WORK TO BE COMPLETED: Print only the line with "Convert this document image to plain text." and the lines after it, ending with the last line of the material, each exactly as it stands.

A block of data
━━━━
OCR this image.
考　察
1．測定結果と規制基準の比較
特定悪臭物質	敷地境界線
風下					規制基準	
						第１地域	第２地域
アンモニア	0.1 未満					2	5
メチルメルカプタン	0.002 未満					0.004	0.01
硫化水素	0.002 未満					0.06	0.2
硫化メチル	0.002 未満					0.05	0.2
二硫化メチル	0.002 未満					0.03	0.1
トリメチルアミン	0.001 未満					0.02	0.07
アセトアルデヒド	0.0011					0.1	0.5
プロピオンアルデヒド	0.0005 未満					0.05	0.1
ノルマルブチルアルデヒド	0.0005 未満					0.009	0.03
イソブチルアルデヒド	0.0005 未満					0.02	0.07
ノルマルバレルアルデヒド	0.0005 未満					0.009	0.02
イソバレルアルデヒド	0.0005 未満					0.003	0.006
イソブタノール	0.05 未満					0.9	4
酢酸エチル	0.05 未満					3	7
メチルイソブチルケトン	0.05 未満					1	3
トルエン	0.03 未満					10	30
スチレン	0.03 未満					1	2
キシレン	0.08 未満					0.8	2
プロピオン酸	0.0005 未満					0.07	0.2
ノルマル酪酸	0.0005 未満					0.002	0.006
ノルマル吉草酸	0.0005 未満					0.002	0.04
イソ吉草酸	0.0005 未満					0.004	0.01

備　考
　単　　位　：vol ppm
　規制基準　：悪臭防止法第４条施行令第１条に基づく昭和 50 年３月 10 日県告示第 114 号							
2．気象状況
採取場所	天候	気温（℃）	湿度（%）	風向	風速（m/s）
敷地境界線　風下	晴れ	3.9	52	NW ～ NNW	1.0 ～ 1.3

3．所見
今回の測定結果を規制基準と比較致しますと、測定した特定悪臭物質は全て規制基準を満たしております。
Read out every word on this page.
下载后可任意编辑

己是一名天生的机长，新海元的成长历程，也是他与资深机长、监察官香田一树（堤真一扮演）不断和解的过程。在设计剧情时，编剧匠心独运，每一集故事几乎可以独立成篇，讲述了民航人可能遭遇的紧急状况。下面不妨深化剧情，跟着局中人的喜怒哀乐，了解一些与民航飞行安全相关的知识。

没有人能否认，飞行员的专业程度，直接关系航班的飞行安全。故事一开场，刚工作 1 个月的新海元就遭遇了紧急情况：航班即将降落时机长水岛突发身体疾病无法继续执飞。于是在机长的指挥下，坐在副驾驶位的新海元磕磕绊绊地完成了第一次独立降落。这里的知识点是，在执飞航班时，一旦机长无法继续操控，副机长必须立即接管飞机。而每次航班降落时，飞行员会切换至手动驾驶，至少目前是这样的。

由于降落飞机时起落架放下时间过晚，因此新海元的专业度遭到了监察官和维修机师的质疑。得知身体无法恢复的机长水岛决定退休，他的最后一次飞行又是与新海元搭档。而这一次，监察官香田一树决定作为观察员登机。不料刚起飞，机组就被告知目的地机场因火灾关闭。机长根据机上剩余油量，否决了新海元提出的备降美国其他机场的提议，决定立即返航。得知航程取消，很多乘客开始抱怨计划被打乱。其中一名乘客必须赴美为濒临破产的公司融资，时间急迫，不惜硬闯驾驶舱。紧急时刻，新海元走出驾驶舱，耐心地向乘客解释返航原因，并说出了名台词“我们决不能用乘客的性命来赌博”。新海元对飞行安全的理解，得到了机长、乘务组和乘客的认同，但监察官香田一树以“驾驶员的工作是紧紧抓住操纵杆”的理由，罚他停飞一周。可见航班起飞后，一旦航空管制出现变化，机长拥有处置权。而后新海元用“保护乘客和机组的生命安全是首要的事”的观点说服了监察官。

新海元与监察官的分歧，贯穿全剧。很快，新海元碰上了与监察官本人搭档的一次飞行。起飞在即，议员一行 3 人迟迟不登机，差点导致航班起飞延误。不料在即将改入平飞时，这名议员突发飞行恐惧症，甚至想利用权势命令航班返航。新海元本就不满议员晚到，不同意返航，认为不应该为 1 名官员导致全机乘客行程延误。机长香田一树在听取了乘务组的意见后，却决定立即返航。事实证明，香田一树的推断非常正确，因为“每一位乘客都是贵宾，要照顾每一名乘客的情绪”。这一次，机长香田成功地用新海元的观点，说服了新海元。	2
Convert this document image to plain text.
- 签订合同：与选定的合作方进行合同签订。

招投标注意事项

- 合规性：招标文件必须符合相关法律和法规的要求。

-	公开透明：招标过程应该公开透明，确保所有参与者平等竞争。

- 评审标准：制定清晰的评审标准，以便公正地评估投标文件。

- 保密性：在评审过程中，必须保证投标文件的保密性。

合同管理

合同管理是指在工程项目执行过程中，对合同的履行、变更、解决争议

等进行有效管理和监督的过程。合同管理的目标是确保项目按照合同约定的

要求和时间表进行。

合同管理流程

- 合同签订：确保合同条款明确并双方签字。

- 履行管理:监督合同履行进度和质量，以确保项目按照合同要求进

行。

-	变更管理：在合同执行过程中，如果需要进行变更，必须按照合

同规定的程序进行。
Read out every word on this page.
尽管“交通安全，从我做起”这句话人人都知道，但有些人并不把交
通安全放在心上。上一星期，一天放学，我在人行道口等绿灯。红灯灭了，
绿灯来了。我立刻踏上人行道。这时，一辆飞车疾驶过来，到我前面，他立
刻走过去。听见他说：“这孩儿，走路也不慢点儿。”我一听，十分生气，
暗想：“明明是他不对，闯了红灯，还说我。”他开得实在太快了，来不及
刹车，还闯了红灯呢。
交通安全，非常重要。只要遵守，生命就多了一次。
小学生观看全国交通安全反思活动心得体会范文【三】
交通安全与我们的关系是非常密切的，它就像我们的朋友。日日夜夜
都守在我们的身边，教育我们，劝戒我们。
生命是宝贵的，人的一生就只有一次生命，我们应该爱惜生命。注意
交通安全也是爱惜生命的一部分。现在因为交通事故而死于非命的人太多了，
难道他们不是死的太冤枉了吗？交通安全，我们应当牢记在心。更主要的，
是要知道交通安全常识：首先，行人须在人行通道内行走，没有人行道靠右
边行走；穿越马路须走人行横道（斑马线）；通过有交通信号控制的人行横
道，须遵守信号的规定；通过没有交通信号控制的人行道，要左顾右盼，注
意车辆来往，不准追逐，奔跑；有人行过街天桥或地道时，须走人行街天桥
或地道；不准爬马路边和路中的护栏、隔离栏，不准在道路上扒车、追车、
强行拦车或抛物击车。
━━━━
FINISHED ANSWER:
Convert this document image to plain text.
- 签订合同：与选定的合作方进行合同签订。

招投标注意事项

- 合规性：招标文件必须符合相关法律和法规的要求。

-	公开透明：招标过程应该公开透明，确保所有参与者平等竞争。

- 评审标准：制定清晰的评审标准，以便公正地评估投标文件。

- 保密性：在评审过程中，必须保证投标文件的保密性。

合同管理

合同管理是指在工程项目执行过程中，对合同的履行、变更、解决争议

等进行有效管理和监督的过程。合同管理的目标是确保项目按照合同约定的

要求和时间表进行。

合同管理流程

- 合同签订：确保合同条款明确并双方签字。

- 履行管理:监督合同履行进度和质量，以确保项目按照合同要求进

行。

-	变更管理：在合同执行过程中，如果需要进行变更，必须按照合

同规定的程序进行。
Read out every word on this page.
尽管“交通安全，从我做起”这句话人人都知道，但有些人并不把交
通安全放在心上。上一星期，一天放学，我在人行道口等绿灯。红灯灭了，
绿灯来了。我立刻踏上人行道。这时，一辆飞车疾驶过来，到我前面，他立
刻走过去。听见他说：“这孩儿，走路也不慢点儿。”我一听，十分生气，
暗想：“明明是他不对，闯了红灯，还说我。”他开得实在太快了，来不及
刹车，还闯了红灯呢。
交通安全，非常重要。只要遵守，生命就多了一次。
小学生观看全国交通安全反思活动心得体会范文【三】
交通安全与我们的关系是非常密切的，它就像我们的朋友。日日夜夜
都守在我们的身边，教育我们，劝戒我们。
生命是宝贵的，人的一生就只有一次生命，我们应该爱惜生命。注意
交通安全也是爱惜生命的一部分。现在因为交通事故而死于非命的人太多了，
难道他们不是死的太冤枉了吗？交通安全，我们应当牢记在心。更主要的，
是要知道交通安全常识：首先，行人须在人行通道内行走，没有人行道靠右
边行走；穿越马路须走人行横道（斑马线）；通过有交通信号控制的人行横
道，须遵守信号的规定；通过没有交通信号控制的人行道，要左顾右盼，注
意车辆来往，不准追逐，奔跑；有人行过街天桥或地道时，须走人行街天桥
或地道；不准爬马路边和路中的护栏、隔离栏，不准在道路上扒车、追车、
强行拦车或抛物击车。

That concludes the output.